→ Written task:
The records below must be written out exactly, with every picture left behind.

*-*-*

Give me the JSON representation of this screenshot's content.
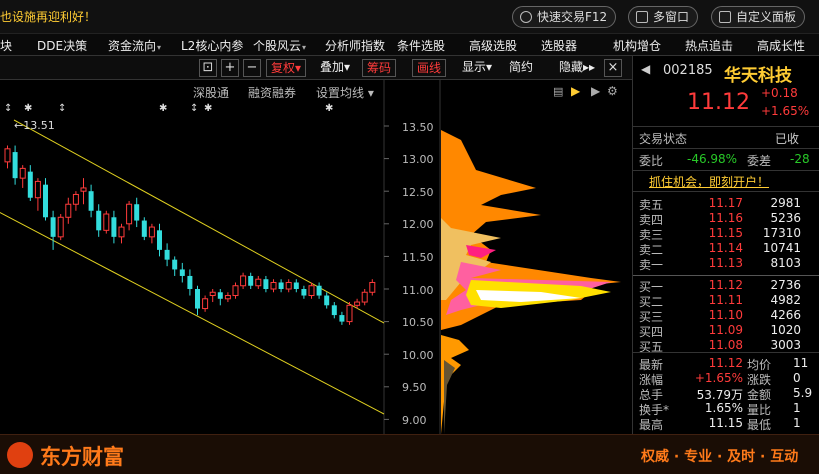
{
  "topbar": {
    "notice": "也设施再迎利好！",
    "quick_trade": "快速交易F12",
    "multi_window": "多窗口",
    "custom_panel": "自定义面板"
  },
  "nav": [
    "板块",
    "DDE决策",
    "资金流向",
    "L2核心内参",
    "个股风云",
    "分析师指数",
    "条件选股",
    "高级选股",
    "选股器",
    "机构增仓",
    "热点追击",
    "高成长性"
  ],
  "toolbar": {
    "fuquan": "复权",
    "diejia": "叠加",
    "chouma": "筹码",
    "huaxian": "画线",
    "xianshi": "显示",
    "jianyue": "简约",
    "yincang": "隐藏"
  },
  "subtools": {
    "shengutong": "深股通",
    "rongzi": "融资融券",
    "junxian": "设置均线"
  },
  "chart_data": {
    "type": "candlestick",
    "price_axis": [
      "13.50",
      "13.00",
      "12.50",
      "12.00",
      "11.50",
      "11.00",
      "10.50",
      "10.00",
      "9.50",
      "9.00"
    ],
    "high_marker": "13.51",
    "candles": [
      [
        12.95,
        13.15,
        12.85,
        13.2,
        "up"
      ],
      [
        13.1,
        12.7,
        12.6,
        13.2,
        "down"
      ],
      [
        12.7,
        12.85,
        12.55,
        12.9,
        "up"
      ],
      [
        12.8,
        12.4,
        12.35,
        12.9,
        "down"
      ],
      [
        12.4,
        12.65,
        12.2,
        12.7,
        "up"
      ],
      [
        12.6,
        12.1,
        12.05,
        12.7,
        "down"
      ],
      [
        12.1,
        11.8,
        11.6,
        12.2,
        "down"
      ],
      [
        11.8,
        12.1,
        11.75,
        12.15,
        "up"
      ],
      [
        12.1,
        12.3,
        12.0,
        12.4,
        "up"
      ],
      [
        12.3,
        12.45,
        12.2,
        12.5,
        "up"
      ],
      [
        12.5,
        12.55,
        12.3,
        12.7,
        "up"
      ],
      [
        12.5,
        12.2,
        12.1,
        12.6,
        "down"
      ],
      [
        12.2,
        11.9,
        11.8,
        12.3,
        "down"
      ],
      [
        11.9,
        12.15,
        11.85,
        12.2,
        "up"
      ],
      [
        12.1,
        11.8,
        11.7,
        12.2,
        "down"
      ],
      [
        11.8,
        11.95,
        11.7,
        12.0,
        "up"
      ],
      [
        12.0,
        12.3,
        11.9,
        12.35,
        "up"
      ],
      [
        12.3,
        12.05,
        11.95,
        12.4,
        "down"
      ],
      [
        12.05,
        11.8,
        11.75,
        12.1,
        "down"
      ],
      [
        11.8,
        11.95,
        11.7,
        12.0,
        "up"
      ],
      [
        11.9,
        11.6,
        11.5,
        12.0,
        "down"
      ],
      [
        11.6,
        11.45,
        11.35,
        11.7,
        "down"
      ],
      [
        11.45,
        11.3,
        11.2,
        11.5,
        "down"
      ],
      [
        11.3,
        11.2,
        11.1,
        11.4,
        "down"
      ],
      [
        11.2,
        11.0,
        10.9,
        11.3,
        "down"
      ],
      [
        11.0,
        10.7,
        10.6,
        11.05,
        "down"
      ],
      [
        10.7,
        10.85,
        10.65,
        10.9,
        "up"
      ],
      [
        10.9,
        10.95,
        10.8,
        11.0,
        "up"
      ],
      [
        10.95,
        10.85,
        10.75,
        11.0,
        "down"
      ],
      [
        10.85,
        10.9,
        10.8,
        10.95,
        "up"
      ],
      [
        10.9,
        11.05,
        10.85,
        11.1,
        "up"
      ],
      [
        11.05,
        11.2,
        11.0,
        11.25,
        "up"
      ],
      [
        11.2,
        11.05,
        11.0,
        11.25,
        "down"
      ],
      [
        11.05,
        11.15,
        11.0,
        11.2,
        "up"
      ],
      [
        11.15,
        11.0,
        10.95,
        11.2,
        "down"
      ],
      [
        11.0,
        11.1,
        10.95,
        11.15,
        "up"
      ],
      [
        11.1,
        11.0,
        10.95,
        11.15,
        "down"
      ],
      [
        11.0,
        11.1,
        10.95,
        11.15,
        "up"
      ],
      [
        11.1,
        11.0,
        10.95,
        11.15,
        "down"
      ],
      [
        11.0,
        10.9,
        10.85,
        11.05,
        "down"
      ],
      [
        10.9,
        11.05,
        10.85,
        11.1,
        "up"
      ],
      [
        11.05,
        10.9,
        10.85,
        11.1,
        "down"
      ],
      [
        10.9,
        10.75,
        10.7,
        10.95,
        "down"
      ],
      [
        10.75,
        10.6,
        10.55,
        10.8,
        "down"
      ],
      [
        10.6,
        10.5,
        10.45,
        10.65,
        "down"
      ],
      [
        10.5,
        10.75,
        10.45,
        10.8,
        "up"
      ],
      [
        10.75,
        10.8,
        10.7,
        10.85,
        "up"
      ],
      [
        10.8,
        10.95,
        10.75,
        11.0,
        "up"
      ],
      [
        10.95,
        11.1,
        10.9,
        11.15,
        "up"
      ]
    ]
  },
  "stock": {
    "code": "002185",
    "name": "华天科技",
    "price": "11.12",
    "change": "+0.18",
    "change_pct": "+1.65%",
    "status_label": "交易状态",
    "status_value": "已收",
    "wb_label": "委比",
    "wb_value": "-46.98%",
    "wc_label": "委差",
    "wc_value": "-28",
    "banner": "抓住机会，即刻开户！"
  },
  "asks": [
    {
      "label": "卖五",
      "price": "11.17",
      "vol": "2981"
    },
    {
      "label": "卖四",
      "price": "11.16",
      "vol": "5236"
    },
    {
      "label": "卖三",
      "price": "11.15",
      "vol": "17310"
    },
    {
      "label": "卖二",
      "price": "11.14",
      "vol": "10741"
    },
    {
      "label": "卖一",
      "price": "11.13",
      "vol": "8103"
    }
  ],
  "bids": [
    {
      "label": "买一",
      "price": "11.12",
      "vol": "2736"
    },
    {
      "label": "买二",
      "price": "11.11",
      "vol": "4982"
    },
    {
      "label": "买三",
      "price": "11.10",
      "vol": "4266"
    },
    {
      "label": "买四",
      "price": "11.09",
      "vol": "1020"
    },
    {
      "label": "买五",
      "price": "11.08",
      "vol": "3003"
    }
  ],
  "stats": [
    {
      "l1": "最新",
      "v1": "11.12",
      "l2": "均价",
      "v2": "11"
    },
    {
      "l1": "涨幅",
      "v1": "+1.65%",
      "l2": "涨跌",
      "v2": "0"
    },
    {
      "l1": "总手",
      "v1": "53.79万",
      "l2": "金额",
      "v2": "5.9"
    },
    {
      "l1": "换手*",
      "v1": "1.65%",
      "l2": "量比",
      "v2": "1"
    },
    {
      "l1": "最高",
      "v1": "11.15",
      "l2": "最低",
      "v2": "1"
    }
  ],
  "footer": {
    "brand": "东方财富",
    "slogan": "权威 · 专业 · 及时 · 互动"
  }
}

*-*-*

→ Task result:
Give me the JSON representation of this screenshot's content.
{
  "topbar": {
    "notice": "也设施再迎利好！",
    "quick_trade": "快速交易F12",
    "multi_window": "多窗口",
    "custom_panel": "自定义面板"
  },
  "nav": [
    "板块",
    "DDE决策",
    "资金流向",
    "L2核心内参",
    "个股风云",
    "分析师指数",
    "条件选股",
    "高级选股",
    "选股器",
    "机构增仓",
    "热点追击",
    "高成长性"
  ],
  "toolbar": {
    "fuquan": "复权",
    "diejia": "叠加",
    "chouma": "筹码",
    "huaxian": "画线",
    "xianshi": "显示",
    "jianyue": "简约",
    "yincang": "隐藏"
  },
  "subtools": {
    "shengutong": "深股通",
    "rongzi": "融资融券",
    "junxian": "设置均线"
  },
  "chart_data": {
    "type": "candlestick",
    "price_axis": [
      "13.50",
      "13.00",
      "12.50",
      "12.00",
      "11.50",
      "11.00",
      "10.50",
      "10.00",
      "9.50",
      "9.00"
    ],
    "high_marker": "13.51",
    "candles": [
      [
        12.95,
        13.15,
        12.85,
        13.2,
        "up"
      ],
      [
        13.1,
        12.7,
        12.6,
        13.2,
        "down"
      ],
      [
        12.7,
        12.85,
        12.55,
        12.9,
        "up"
      ],
      [
        12.8,
        12.4,
        12.35,
        12.9,
        "down"
      ],
      [
        12.4,
        12.65,
        12.2,
        12.7,
        "up"
      ],
      [
        12.6,
        12.1,
        12.05,
        12.7,
        "down"
      ],
      [
        12.1,
        11.8,
        11.6,
        12.2,
        "down"
      ],
      [
        11.8,
        12.1,
        11.75,
        12.15,
        "up"
      ],
      [
        12.1,
        12.3,
        12.0,
        12.4,
        "up"
      ],
      [
        12.3,
        12.45,
        12.2,
        12.5,
        "up"
      ],
      [
        12.5,
        12.55,
        12.3,
        12.7,
        "up"
      ],
      [
        12.5,
        12.2,
        12.1,
        12.6,
        "down"
      ],
      [
        12.2,
        11.9,
        11.8,
        12.3,
        "down"
      ],
      [
        11.9,
        12.15,
        11.85,
        12.2,
        "up"
      ],
      [
        12.1,
        11.8,
        11.7,
        12.2,
        "down"
      ],
      [
        11.8,
        11.95,
        11.7,
        12.0,
        "up"
      ],
      [
        12.0,
        12.3,
        11.9,
        12.35,
        "up"
      ],
      [
        12.3,
        12.05,
        11.95,
        12.4,
        "down"
      ],
      [
        12.05,
        11.8,
        11.75,
        12.1,
        "down"
      ],
      [
        11.8,
        11.95,
        11.7,
        12.0,
        "up"
      ],
      [
        11.9,
        11.6,
        11.5,
        12.0,
        "down"
      ],
      [
        11.6,
        11.45,
        11.35,
        11.7,
        "down"
      ],
      [
        11.45,
        11.3,
        11.2,
        11.5,
        "down"
      ],
      [
        11.3,
        11.2,
        11.1,
        11.4,
        "down"
      ],
      [
        11.2,
        11.0,
        10.9,
        11.3,
        "down"
      ],
      [
        11.0,
        10.7,
        10.6,
        11.05,
        "down"
      ],
      [
        10.7,
        10.85,
        10.65,
        10.9,
        "up"
      ],
      [
        10.9,
        10.95,
        10.8,
        11.0,
        "up"
      ],
      [
        10.95,
        10.85,
        10.75,
        11.0,
        "down"
      ],
      [
        10.85,
        10.9,
        10.8,
        10.95,
        "up"
      ],
      [
        10.9,
        11.05,
        10.85,
        11.1,
        "up"
      ],
      [
        11.05,
        11.2,
        11.0,
        11.25,
        "up"
      ],
      [
        11.2,
        11.05,
        11.0,
        11.25,
        "down"
      ],
      [
        11.05,
        11.15,
        11.0,
        11.2,
        "up"
      ],
      [
        11.15,
        11.0,
        10.95,
        11.2,
        "down"
      ],
      [
        11.0,
        11.1,
        10.95,
        11.15,
        "up"
      ],
      [
        11.1,
        11.0,
        10.95,
        11.15,
        "down"
      ],
      [
        11.0,
        11.1,
        10.95,
        11.15,
        "up"
      ],
      [
        11.1,
        11.0,
        10.95,
        11.15,
        "down"
      ],
      [
        11.0,
        10.9,
        10.85,
        11.05,
        "down"
      ],
      [
        10.9,
        11.05,
        10.85,
        11.1,
        "up"
      ],
      [
        11.05,
        10.9,
        10.85,
        11.1,
        "down"
      ],
      [
        10.9,
        10.75,
        10.7,
        10.95,
        "down"
      ],
      [
        10.75,
        10.6,
        10.55,
        10.8,
        "down"
      ],
      [
        10.6,
        10.5,
        10.45,
        10.65,
        "down"
      ],
      [
        10.5,
        10.75,
        10.45,
        10.8,
        "up"
      ],
      [
        10.75,
        10.8,
        10.7,
        10.85,
        "up"
      ],
      [
        10.8,
        10.95,
        10.75,
        11.0,
        "up"
      ],
      [
        10.95,
        11.1,
        10.9,
        11.15,
        "up"
      ]
    ]
  },
  "stock": {
    "code": "002185",
    "name": "华天科技",
    "price": "11.12",
    "change": "+0.18",
    "change_pct": "+1.65%",
    "status_label": "交易状态",
    "status_value": "已收",
    "wb_label": "委比",
    "wb_value": "-46.98%",
    "wc_label": "委差",
    "wc_value": "-28",
    "banner": "抓住机会，即刻开户！"
  },
  "asks": [
    {
      "label": "卖五",
      "price": "11.17",
      "vol": "2981"
    },
    {
      "label": "卖四",
      "price": "11.16",
      "vol": "5236"
    },
    {
      "label": "卖三",
      "price": "11.15",
      "vol": "17310"
    },
    {
      "label": "卖二",
      "price": "11.14",
      "vol": "10741"
    },
    {
      "label": "卖一",
      "price": "11.13",
      "vol": "8103"
    }
  ],
  "bids": [
    {
      "label": "买一",
      "price": "11.12",
      "vol": "2736"
    },
    {
      "label": "买二",
      "price": "11.11",
      "vol": "4982"
    },
    {
      "label": "买三",
      "price": "11.10",
      "vol": "4266"
    },
    {
      "label": "买四",
      "price": "11.09",
      "vol": "1020"
    },
    {
      "label": "买五",
      "price": "11.08",
      "vol": "3003"
    }
  ],
  "stats": [
    {
      "l1": "最新",
      "v1": "11.12",
      "l2": "均价",
      "v2": "11"
    },
    {
      "l1": "涨幅",
      "v1": "+1.65%",
      "l2": "涨跌",
      "v2": "0"
    },
    {
      "l1": "总手",
      "v1": "53.79万",
      "l2": "金额",
      "v2": "5.9"
    },
    {
      "l1": "换手*",
      "v1": "1.65%",
      "l2": "量比",
      "v2": "1"
    },
    {
      "l1": "最高",
      "v1": "11.15",
      "l2": "最低",
      "v2": "1"
    }
  ],
  "footer": {
    "brand": "东方财富",
    "slogan": "权威 · 专业 · 及时 · 互动"
  }
}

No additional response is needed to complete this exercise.